- _What the exercise asks_: Write the material out again in full, word for word. Do not include the pictures.

- _Supplied entries_:
## Start

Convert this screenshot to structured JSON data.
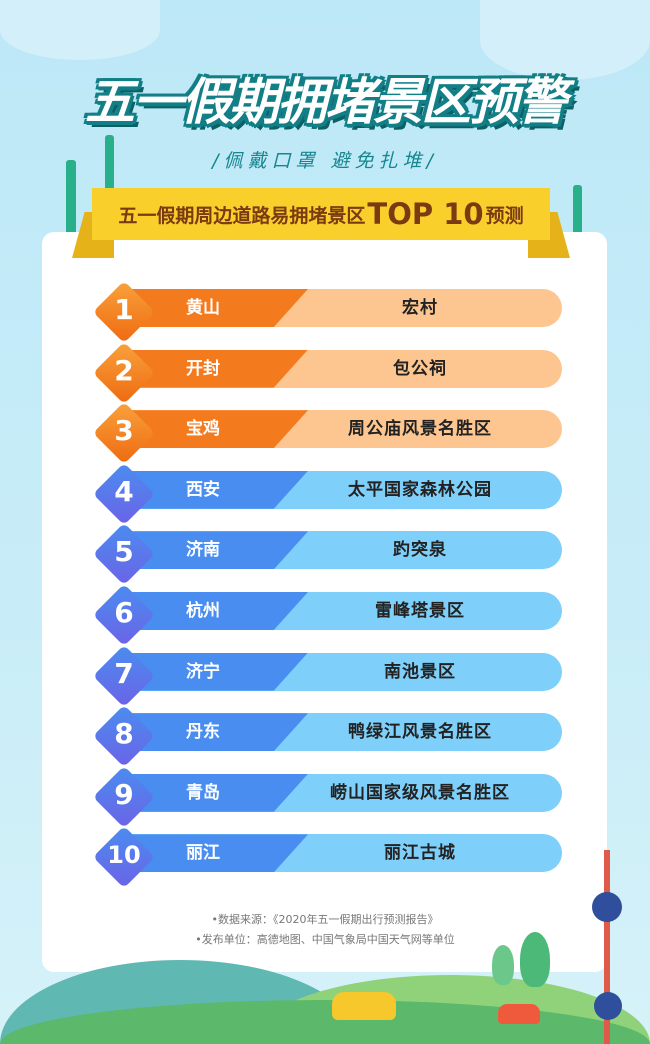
{
  "title": "五一假期拥堵景区预警",
  "subtitle": "/佩戴口罩  避免扎堆/",
  "ribbon": {
    "prefix": "五一假期周边道路易拥堵景区",
    "top": "TOP 10",
    "suffix": "预测"
  },
  "colors": {
    "orange_dark": "#f47a1e",
    "orange_light": "#fdc690",
    "blue_dark": "#4a8df0",
    "blue_light": "#7ecff9",
    "badge_blue": "#6b63e6"
  },
  "rows": [
    {
      "rank": "1",
      "city": "黄山",
      "spot": "宏村"
    },
    {
      "rank": "2",
      "city": "开封",
      "spot": "包公祠"
    },
    {
      "rank": "3",
      "city": "宝鸡",
      "spot": "周公庙风景名胜区"
    },
    {
      "rank": "4",
      "city": "西安",
      "spot": "太平国家森林公园"
    },
    {
      "rank": "5",
      "city": "济南",
      "spot": "趵突泉"
    },
    {
      "rank": "6",
      "city": "杭州",
      "spot": "雷峰塔景区"
    },
    {
      "rank": "7",
      "city": "济宁",
      "spot": "南池景区"
    },
    {
      "rank": "8",
      "city": "丹东",
      "spot": "鸭绿江风景名胜区"
    },
    {
      "rank": "9",
      "city": "青岛",
      "spot": "崂山国家级风景名胜区"
    },
    {
      "rank": "10",
      "city": "丽江",
      "spot": "丽江古城"
    }
  ],
  "footer": {
    "source": "•数据来源：《2020年五一假期出行预测报告》",
    "publisher": "•发布单位：高德地图、中国气象局中国天气网等单位"
  }
}
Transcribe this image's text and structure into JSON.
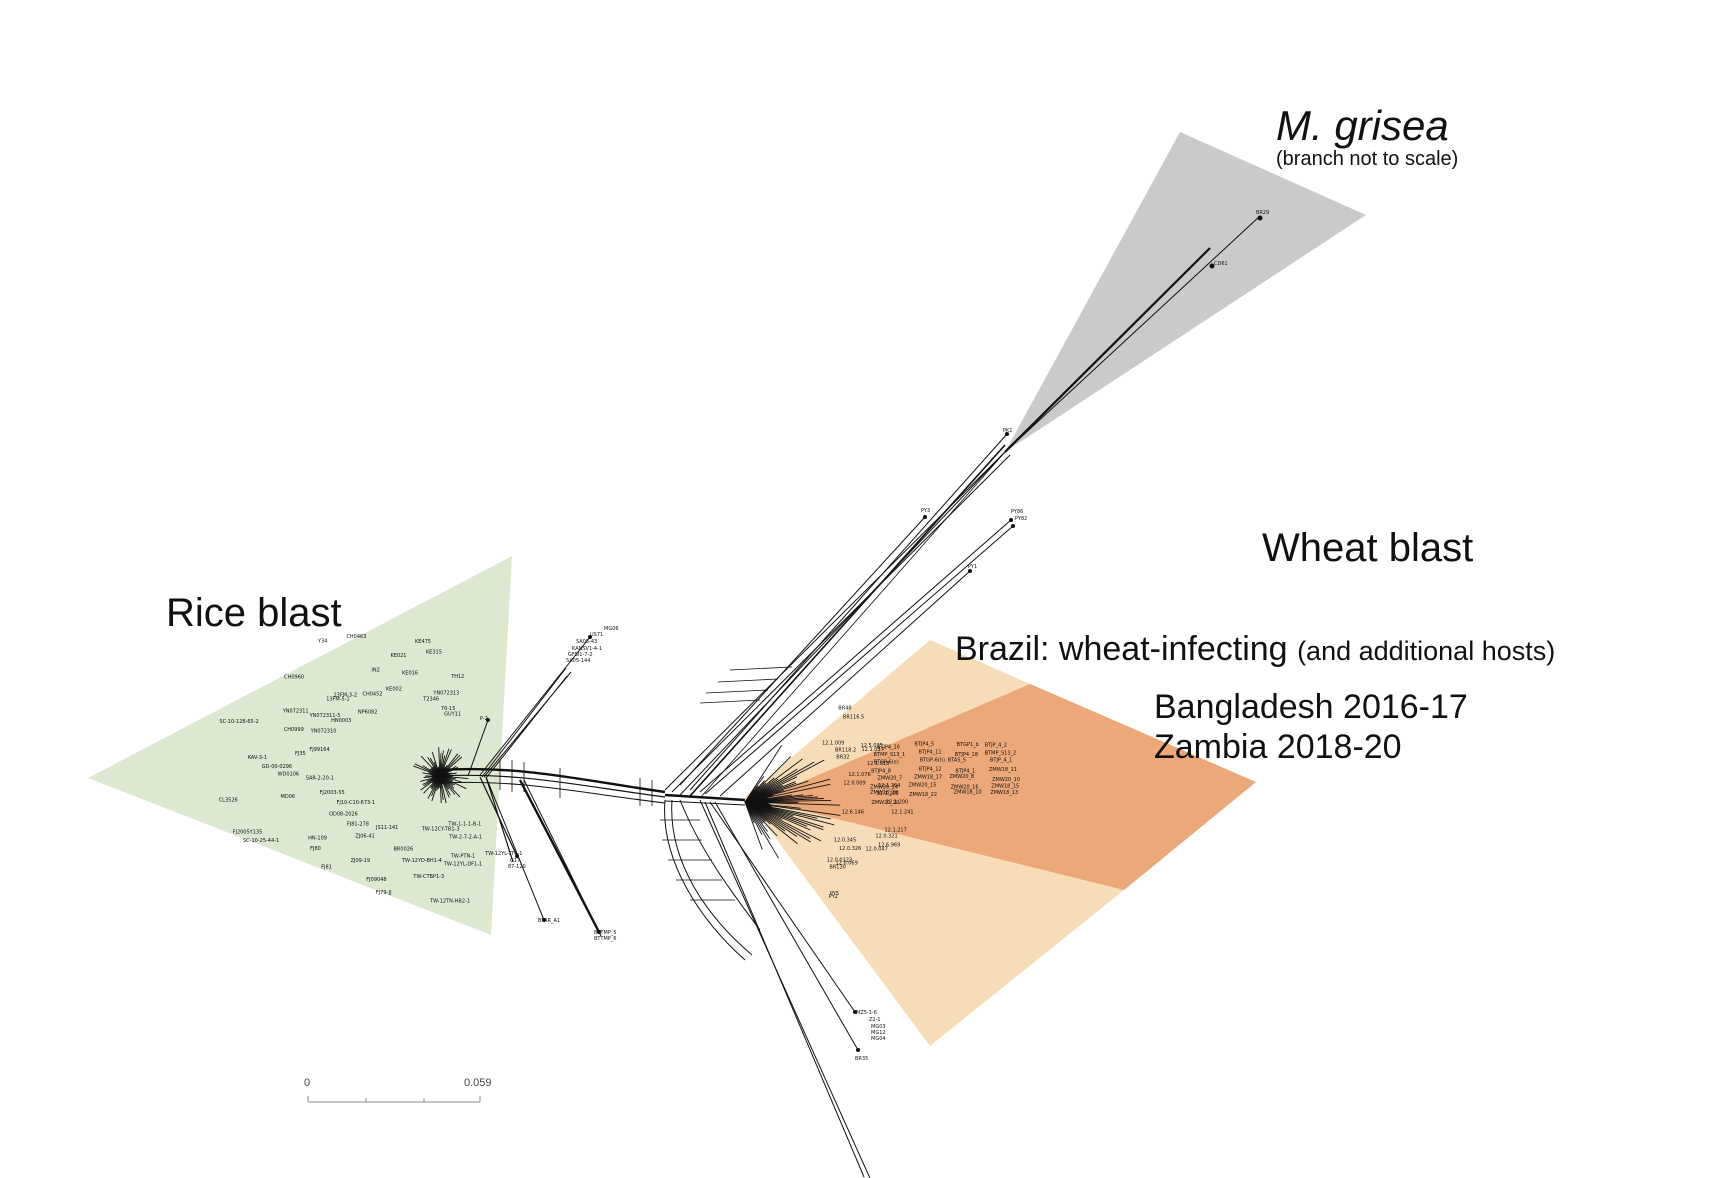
{
  "clades": {
    "rice": {
      "label": "Rice blast",
      "color": "#dce8cf"
    },
    "mgrisea": {
      "label": "M. grisea",
      "note": "(branch not to scale)",
      "color": "#c9cacc"
    },
    "wheat": {
      "label": "Wheat blast"
    },
    "brazil": {
      "label": "Brazil: wheat-infecting",
      "paren": "(and additional hosts)",
      "color": "#f6ddb8"
    },
    "outbreak": {
      "line1": "Bangladesh 2016-17",
      "line2": "Zambia 2018-20",
      "color": "#eca878"
    }
  },
  "scale_bar": {
    "start": "0",
    "end": "0.059"
  },
  "tip_labels": {
    "mgrisea": [
      "BR29",
      "CD61"
    ],
    "central": [
      "PY3",
      "PY86",
      "PY82",
      "PY1",
      "PK1"
    ],
    "lower": [
      "MZ5-1-6",
      "Z2-1",
      "MG03",
      "MG12",
      "MG04",
      "BR35",
      "B51",
      "MG07"
    ],
    "mid_cluster": [
      "MG06",
      "US71",
      "SA05-43",
      "KANSV1-4-1",
      "GFSI1-7-2",
      "SA05-144",
      "P-2",
      "G17",
      "87-120",
      "BTAR_A1",
      "BTTMP_5",
      "BTTMP_6"
    ],
    "rice": [
      "TW-12YL-TT4-1",
      "TW-1-1-1-B-1",
      "TW-2-7-2-A-1",
      "TW-PTN-1",
      "TW-12YL-DF1-1",
      "TW-12CY-TB1-3",
      "TW-12TN-HB2-1",
      "TW-CTBP1-3",
      "TW-12YD-BH1-4",
      "BR0026",
      "FJ79-JJ",
      "FJ09048",
      "JS11-141",
      "ZJ09-19",
      "ZJ06-41",
      "FJ81",
      "FJ81-278",
      "FJ80",
      "HN-109",
      "OD08-2026",
      "FJ10-C10-673-1",
      "SC-10-25-44-1",
      "FJ2005Y135",
      "FJ2003-55",
      "MD06",
      "CL3526",
      "SAR-2-20-1",
      "WD0106",
      "GD-00-0296",
      "KAV-3-1",
      "FJ35",
      "FJ99164",
      "SC-10-128-65-2",
      "CH0999",
      "YN072310",
      "YN072311",
      "YN072311-5",
      "HN0003",
      "CH0960",
      "13FM-5-1",
      "13FM-3-2",
      "NP6082",
      "Y34",
      "CH0452",
      "CH0463",
      "IN2",
      "KE002",
      "KE021",
      "KE016",
      "KE475",
      "KE315",
      "T2346",
      "YN072313",
      "TH12",
      "70-15",
      "GUY11"
    ],
    "brazil": [
      "BR48",
      "BR116.5",
      "12.1.009",
      "BR32",
      "BR118.2",
      "12.5.035",
      "12.1.037",
      "12.1.018",
      "12.1.076",
      "12.0.009",
      "12.1.264",
      "12.1.205",
      "12.1.200",
      "12.1.241",
      "12.6.146",
      "12.1.217",
      "12.0.321",
      "12.6.969",
      "12.0.047",
      "12.0.326",
      "12.0.345",
      "12.0.069",
      "12.0.0123",
      "BR130",
      "PY5",
      "PY2"
    ],
    "outbreak": [
      "BTJP4_16",
      "BTJP4_5",
      "BTGP1_b",
      "BTJP_4_2",
      "BTMP_S13_1",
      "BTJP4_11",
      "BTJP4_18",
      "BTMP_S13_2",
      "BTGP-6(e)",
      "BTGP-6(h)",
      "BTAS_5",
      "BTJP_4_1",
      "BTJP4_8",
      "BTJP4_12",
      "BTJP4_1",
      "ZMW18_11",
      "ZMW20_7",
      "ZMW18_17",
      "ZMW20_8",
      "ZMW20_10",
      "ZMW20_14",
      "ZMW20_15",
      "ZMW20_16",
      "ZMW18_15",
      "ZMW18_20",
      "ZMW18_22",
      "ZMW18_10",
      "ZMW18_13",
      "ZMW20_20"
    ]
  }
}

## End

- _Result for this exercise_:
Convert this screenshot to structured JSON data.
{
  "title": "五一假期拥堵景区预警",
  "subtitle": "/佩戴口罩  避免扎堆/",
  "ribbon": {
    "prefix": "五一假期周边道路易拥堵景区",
    "top": "TOP 10",
    "suffix": "预测"
  },
  "colors": {
    "orange_dark": "#f47a1e",
    "orange_light": "#fdc690",
    "blue_dark": "#4a8df0",
    "blue_light": "#7ecff9",
    "badge_blue": "#6b63e6"
  },
  "rows": [
    {
      "rank": "1",
      "city": "黄山",
      "spot": "宏村"
    },
    {
      "rank": "2",
      "city": "开封",
      "spot": "包公祠"
    },
    {
      "rank": "3",
      "city": "宝鸡",
      "spot": "周公庙风景名胜区"
    },
    {
      "rank": "4",
      "city": "西安",
      "spot": "太平国家森林公园"
    },
    {
      "rank": "5",
      "city": "济南",
      "spot": "趵突泉"
    },
    {
      "rank": "6",
      "city": "杭州",
      "spot": "雷峰塔景区"
    },
    {
      "rank": "7",
      "city": "济宁",
      "spot": "南池景区"
    },
    {
      "rank": "8",
      "city": "丹东",
      "spot": "鸭绿江风景名胜区"
    },
    {
      "rank": "9",
      "city": "青岛",
      "spot": "崂山国家级风景名胜区"
    },
    {
      "rank": "10",
      "city": "丽江",
      "spot": "丽江古城"
    }
  ],
  "footer": {
    "source": "•数据来源：《2020年五一假期出行预测报告》",
    "publisher": "•发布单位：高德地图、中国气象局中国天气网等单位"
  }
}
Transcribe this image's text and structure into JSON.
{
  "clades": {
    "rice": {
      "label": "Rice blast",
      "color": "#dce8cf"
    },
    "mgrisea": {
      "label": "M. grisea",
      "note": "(branch not to scale)",
      "color": "#c9cacc"
    },
    "wheat": {
      "label": "Wheat blast"
    },
    "brazil": {
      "label": "Brazil: wheat-infecting",
      "paren": "(and additional hosts)",
      "color": "#f6ddb8"
    },
    "outbreak": {
      "line1": "Bangladesh 2016-17",
      "line2": "Zambia 2018-20",
      "color": "#eca878"
    }
  },
  "scale_bar": {
    "start": "0",
    "end": "0.059"
  },
  "tip_labels": {
    "mgrisea": [
      "BR29",
      "CD61"
    ],
    "central": [
      "PY3",
      "PY86",
      "PY82",
      "PY1",
      "PK1"
    ],
    "lower": [
      "MZ5-1-6",
      "Z2-1",
      "MG03",
      "MG12",
      "MG04",
      "BR35",
      "B51",
      "MG07"
    ],
    "mid_cluster": [
      "MG06",
      "US71",
      "SA05-43",
      "KANSV1-4-1",
      "GFSI1-7-2",
      "SA05-144",
      "P-2",
      "G17",
      "87-120",
      "BTAR_A1",
      "BTTMP_5",
      "BTTMP_6"
    ],
    "rice": [
      "TW-12YL-TT4-1",
      "TW-1-1-1-B-1",
      "TW-2-7-2-A-1",
      "TW-PTN-1",
      "TW-12YL-DF1-1",
      "TW-12CY-TB1-3",
      "TW-12TN-HB2-1",
      "TW-CTBP1-3",
      "TW-12YD-BH1-4",
      "BR0026",
      "FJ79-JJ",
      "FJ09048",
      "JS11-141",
      "ZJ09-19",
      "ZJ06-41",
      "FJ81",
      "FJ81-278",
      "FJ80",
      "HN-109",
      "OD08-2026",
      "FJ10-C10-673-1",
      "SC-10-25-44-1",
      "FJ2005Y135",
      "FJ2003-55",
      "MD06",
      "CL3526",
      "SAR-2-20-1",
      "WD0106",
      "GD-00-0296",
      "KAV-3-1",
      "FJ35",
      "FJ99164",
      "SC-10-128-65-2",
      "CH0999",
      "YN072310",
      "YN072311",
      "YN072311-5",
      "HN0003",
      "CH0960",
      "13FM-5-1",
      "13FM-3-2",
      "NP6082",
      "Y34",
      "CH0452",
      "CH0463",
      "IN2",
      "KE002",
      "KE021",
      "KE016",
      "KE475",
      "KE315",
      "T2346",
      "YN072313",
      "TH12",
      "70-15",
      "GUY11"
    ],
    "brazil": [
      "BR48",
      "BR116.5",
      "12.1.009",
      "BR32",
      "BR118.2",
      "12.5.035",
      "12.1.037",
      "12.1.018",
      "12.1.076",
      "12.0.009",
      "12.1.264",
      "12.1.205",
      "12.1.200",
      "12.1.241",
      "12.6.146",
      "12.1.217",
      "12.0.321",
      "12.6.969",
      "12.0.047",
      "12.0.326",
      "12.0.345",
      "12.0.069",
      "12.0.0123",
      "BR130",
      "PY5",
      "PY2"
    ],
    "outbreak": [
      "BTJP4_16",
      "BTJP4_5",
      "BTGP1_b",
      "BTJP_4_2",
      "BTMP_S13_1",
      "BTJP4_11",
      "BTJP4_18",
      "BTMP_S13_2",
      "BTGP-6(e)",
      "BTGP-6(h)",
      "BTAS_5",
      "BTJP_4_1",
      "BTJP4_8",
      "BTJP4_12",
      "BTJP4_1",
      "ZMW18_11",
      "ZMW20_7",
      "ZMW18_17",
      "ZMW20_8",
      "ZMW20_10",
      "ZMW20_14",
      "ZMW20_15",
      "ZMW20_16",
      "ZMW18_15",
      "ZMW18_20",
      "ZMW18_22",
      "ZMW18_10",
      "ZMW18_13",
      "ZMW20_20"
    ]
  }
}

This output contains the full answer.